§ **REQUIREMENT**
Where does the word "JSON" occur in the material? Copy each line that has it.

•••

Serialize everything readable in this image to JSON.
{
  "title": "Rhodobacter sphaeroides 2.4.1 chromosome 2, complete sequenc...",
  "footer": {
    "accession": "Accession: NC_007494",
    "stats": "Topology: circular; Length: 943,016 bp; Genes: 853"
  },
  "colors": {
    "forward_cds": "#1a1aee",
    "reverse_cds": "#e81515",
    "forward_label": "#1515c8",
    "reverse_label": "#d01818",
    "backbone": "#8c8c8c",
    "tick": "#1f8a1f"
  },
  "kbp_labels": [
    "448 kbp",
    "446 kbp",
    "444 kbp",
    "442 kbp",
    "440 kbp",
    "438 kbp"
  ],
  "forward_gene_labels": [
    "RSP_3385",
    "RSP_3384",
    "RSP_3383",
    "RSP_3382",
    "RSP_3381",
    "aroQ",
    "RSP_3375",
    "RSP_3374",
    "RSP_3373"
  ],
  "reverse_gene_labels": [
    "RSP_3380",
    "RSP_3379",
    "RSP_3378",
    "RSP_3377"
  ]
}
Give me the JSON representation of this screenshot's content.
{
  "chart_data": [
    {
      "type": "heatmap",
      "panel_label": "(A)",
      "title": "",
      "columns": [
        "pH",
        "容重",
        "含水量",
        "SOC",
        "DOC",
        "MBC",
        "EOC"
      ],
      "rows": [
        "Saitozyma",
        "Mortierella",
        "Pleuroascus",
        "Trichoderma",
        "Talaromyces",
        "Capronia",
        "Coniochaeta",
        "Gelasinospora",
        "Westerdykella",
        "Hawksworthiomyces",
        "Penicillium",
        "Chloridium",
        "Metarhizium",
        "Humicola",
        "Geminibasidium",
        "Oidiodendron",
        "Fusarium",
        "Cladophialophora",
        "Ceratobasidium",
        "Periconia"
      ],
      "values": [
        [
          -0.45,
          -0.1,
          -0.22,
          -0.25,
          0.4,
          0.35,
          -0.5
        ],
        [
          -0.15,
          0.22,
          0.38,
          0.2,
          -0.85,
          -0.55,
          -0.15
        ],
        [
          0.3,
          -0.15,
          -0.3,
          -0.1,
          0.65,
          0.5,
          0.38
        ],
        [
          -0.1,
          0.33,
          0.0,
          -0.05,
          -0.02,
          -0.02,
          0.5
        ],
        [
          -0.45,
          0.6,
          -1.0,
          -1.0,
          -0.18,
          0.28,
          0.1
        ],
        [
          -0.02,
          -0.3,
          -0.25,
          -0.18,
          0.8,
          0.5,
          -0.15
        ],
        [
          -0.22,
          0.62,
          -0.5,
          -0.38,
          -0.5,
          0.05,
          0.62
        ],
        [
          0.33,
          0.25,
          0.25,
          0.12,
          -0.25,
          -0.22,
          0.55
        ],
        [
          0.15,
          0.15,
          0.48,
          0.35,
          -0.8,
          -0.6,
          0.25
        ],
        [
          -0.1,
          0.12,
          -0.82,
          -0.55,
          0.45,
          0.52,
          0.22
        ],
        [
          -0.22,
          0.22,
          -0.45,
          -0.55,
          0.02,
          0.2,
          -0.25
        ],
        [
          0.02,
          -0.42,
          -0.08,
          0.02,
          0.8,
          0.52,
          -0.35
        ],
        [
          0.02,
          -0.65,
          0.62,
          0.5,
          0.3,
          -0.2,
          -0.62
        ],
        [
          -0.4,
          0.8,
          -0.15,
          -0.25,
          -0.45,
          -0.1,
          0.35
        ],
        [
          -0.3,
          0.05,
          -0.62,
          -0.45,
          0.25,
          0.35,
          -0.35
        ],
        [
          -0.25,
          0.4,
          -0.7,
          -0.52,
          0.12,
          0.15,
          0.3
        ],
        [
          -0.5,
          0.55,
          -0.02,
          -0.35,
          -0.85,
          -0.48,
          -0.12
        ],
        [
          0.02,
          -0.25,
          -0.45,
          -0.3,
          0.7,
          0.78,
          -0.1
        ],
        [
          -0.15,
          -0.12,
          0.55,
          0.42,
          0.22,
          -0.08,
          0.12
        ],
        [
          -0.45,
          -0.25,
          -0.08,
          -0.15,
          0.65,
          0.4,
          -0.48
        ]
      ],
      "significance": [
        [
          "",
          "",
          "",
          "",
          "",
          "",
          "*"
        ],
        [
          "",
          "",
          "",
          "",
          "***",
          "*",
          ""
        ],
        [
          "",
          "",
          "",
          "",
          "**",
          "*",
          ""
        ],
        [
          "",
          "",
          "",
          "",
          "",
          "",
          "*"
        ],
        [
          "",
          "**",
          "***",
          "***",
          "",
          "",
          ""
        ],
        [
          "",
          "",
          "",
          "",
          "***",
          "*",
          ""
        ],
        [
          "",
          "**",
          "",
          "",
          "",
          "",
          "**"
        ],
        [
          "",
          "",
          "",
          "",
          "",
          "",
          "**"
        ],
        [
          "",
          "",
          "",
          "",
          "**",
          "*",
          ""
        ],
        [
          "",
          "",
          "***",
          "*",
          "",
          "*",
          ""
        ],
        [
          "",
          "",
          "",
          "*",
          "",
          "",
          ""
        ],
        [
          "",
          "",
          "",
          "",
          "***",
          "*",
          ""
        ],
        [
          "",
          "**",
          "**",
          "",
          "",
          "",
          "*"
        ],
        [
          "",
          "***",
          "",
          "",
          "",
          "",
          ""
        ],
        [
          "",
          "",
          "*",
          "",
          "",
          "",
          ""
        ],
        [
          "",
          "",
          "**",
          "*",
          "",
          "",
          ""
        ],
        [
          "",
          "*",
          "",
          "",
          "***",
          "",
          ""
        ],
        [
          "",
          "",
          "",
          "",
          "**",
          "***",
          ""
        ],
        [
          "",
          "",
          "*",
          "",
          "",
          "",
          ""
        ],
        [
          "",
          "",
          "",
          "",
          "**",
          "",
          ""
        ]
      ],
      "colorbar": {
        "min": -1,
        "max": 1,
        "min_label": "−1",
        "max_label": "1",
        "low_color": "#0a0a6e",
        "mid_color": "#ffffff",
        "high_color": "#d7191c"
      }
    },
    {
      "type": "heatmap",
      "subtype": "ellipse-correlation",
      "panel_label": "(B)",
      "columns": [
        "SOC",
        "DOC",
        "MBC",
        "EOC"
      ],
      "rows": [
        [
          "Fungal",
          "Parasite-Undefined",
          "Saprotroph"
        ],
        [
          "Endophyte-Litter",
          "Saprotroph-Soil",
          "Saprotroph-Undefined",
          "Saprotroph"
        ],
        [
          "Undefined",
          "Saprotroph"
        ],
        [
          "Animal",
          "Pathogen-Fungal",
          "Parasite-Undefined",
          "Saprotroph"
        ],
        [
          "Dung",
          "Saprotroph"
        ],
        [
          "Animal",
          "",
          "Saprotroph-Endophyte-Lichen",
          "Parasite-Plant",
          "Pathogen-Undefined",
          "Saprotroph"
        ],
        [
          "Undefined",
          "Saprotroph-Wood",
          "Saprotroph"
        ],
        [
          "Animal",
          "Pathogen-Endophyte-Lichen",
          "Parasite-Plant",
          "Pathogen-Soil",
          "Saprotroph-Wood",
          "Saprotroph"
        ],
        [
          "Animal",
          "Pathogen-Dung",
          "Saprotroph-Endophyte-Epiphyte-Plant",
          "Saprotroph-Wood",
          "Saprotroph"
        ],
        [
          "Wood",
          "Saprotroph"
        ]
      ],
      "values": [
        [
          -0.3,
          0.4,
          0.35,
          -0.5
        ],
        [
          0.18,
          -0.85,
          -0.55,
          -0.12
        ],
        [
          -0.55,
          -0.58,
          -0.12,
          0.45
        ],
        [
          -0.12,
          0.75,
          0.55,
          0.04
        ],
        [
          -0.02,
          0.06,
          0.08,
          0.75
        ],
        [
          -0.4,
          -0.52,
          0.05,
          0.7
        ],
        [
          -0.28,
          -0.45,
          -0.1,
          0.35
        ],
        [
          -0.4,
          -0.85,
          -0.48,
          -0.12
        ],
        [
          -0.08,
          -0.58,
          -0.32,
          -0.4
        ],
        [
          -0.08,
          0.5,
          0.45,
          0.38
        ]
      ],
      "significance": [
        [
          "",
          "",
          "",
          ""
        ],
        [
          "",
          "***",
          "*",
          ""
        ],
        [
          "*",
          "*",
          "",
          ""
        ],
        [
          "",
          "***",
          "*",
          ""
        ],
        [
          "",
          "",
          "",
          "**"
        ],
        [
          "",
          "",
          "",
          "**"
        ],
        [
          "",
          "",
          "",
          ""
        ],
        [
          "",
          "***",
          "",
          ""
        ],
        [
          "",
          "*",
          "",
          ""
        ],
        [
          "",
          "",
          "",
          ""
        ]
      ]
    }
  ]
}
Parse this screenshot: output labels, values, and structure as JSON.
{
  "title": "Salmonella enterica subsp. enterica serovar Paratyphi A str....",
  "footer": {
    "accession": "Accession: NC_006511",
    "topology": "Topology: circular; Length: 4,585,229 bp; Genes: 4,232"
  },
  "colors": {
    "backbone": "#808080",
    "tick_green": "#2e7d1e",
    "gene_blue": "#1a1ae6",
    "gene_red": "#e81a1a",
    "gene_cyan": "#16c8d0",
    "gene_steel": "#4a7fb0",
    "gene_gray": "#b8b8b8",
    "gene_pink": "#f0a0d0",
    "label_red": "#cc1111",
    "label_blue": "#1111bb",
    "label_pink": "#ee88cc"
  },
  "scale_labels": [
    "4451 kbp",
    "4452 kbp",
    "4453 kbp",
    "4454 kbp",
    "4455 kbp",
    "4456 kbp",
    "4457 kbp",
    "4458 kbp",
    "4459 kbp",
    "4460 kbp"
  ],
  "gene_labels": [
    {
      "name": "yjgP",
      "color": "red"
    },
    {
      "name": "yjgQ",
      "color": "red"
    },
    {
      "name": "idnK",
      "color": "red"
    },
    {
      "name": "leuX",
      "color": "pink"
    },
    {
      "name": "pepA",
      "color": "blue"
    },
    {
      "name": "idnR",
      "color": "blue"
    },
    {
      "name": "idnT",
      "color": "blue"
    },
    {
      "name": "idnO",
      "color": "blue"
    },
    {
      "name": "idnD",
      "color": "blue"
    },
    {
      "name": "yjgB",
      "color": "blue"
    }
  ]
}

•••

§ **WRITTEN ANSWER**
Serialize everything readable in this image to JSON.
Give me the JSON representation of this screenshot's content.
Parse this screenshot: output labels, values, and structure as JSON.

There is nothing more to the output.